— Your instructions —
Copy out the lines that include the word "children".

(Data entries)
## Begin

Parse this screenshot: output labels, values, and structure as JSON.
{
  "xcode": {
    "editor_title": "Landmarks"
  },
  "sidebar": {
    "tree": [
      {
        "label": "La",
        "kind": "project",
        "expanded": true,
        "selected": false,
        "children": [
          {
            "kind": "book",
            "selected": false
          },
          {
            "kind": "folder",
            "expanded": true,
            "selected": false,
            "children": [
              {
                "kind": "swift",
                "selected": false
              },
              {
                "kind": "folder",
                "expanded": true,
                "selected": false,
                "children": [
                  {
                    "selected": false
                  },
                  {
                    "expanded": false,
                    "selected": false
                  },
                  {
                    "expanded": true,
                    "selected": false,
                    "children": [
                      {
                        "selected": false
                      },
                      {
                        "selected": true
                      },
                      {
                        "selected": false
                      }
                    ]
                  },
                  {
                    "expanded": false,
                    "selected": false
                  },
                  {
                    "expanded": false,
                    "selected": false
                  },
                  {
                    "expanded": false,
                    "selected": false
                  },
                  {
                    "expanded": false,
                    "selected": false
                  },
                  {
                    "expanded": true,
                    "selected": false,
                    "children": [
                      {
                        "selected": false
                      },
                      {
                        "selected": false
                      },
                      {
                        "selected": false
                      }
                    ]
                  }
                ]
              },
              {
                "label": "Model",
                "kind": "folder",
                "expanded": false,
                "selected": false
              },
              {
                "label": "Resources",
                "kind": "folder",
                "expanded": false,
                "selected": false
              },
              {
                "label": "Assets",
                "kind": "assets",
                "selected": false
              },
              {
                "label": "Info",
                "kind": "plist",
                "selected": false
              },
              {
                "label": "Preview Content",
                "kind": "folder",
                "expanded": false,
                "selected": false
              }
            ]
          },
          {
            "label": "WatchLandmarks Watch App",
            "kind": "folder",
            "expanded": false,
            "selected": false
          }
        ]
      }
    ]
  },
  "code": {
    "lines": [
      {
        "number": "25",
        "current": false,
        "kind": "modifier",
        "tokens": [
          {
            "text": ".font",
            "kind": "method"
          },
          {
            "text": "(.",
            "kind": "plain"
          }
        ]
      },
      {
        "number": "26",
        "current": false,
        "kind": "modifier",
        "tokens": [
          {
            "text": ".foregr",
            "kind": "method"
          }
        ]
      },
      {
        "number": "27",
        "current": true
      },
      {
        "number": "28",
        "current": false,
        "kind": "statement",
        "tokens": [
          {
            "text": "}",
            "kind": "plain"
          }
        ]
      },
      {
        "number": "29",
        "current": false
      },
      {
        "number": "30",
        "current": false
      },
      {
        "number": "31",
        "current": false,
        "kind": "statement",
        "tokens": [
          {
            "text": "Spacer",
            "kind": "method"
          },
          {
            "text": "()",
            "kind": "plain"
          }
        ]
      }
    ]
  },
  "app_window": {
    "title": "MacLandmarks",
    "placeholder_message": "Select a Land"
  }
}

## End

— Solved problem —
        "children": [
            "children": [
                "children": [
                    "children": [
                    "children": [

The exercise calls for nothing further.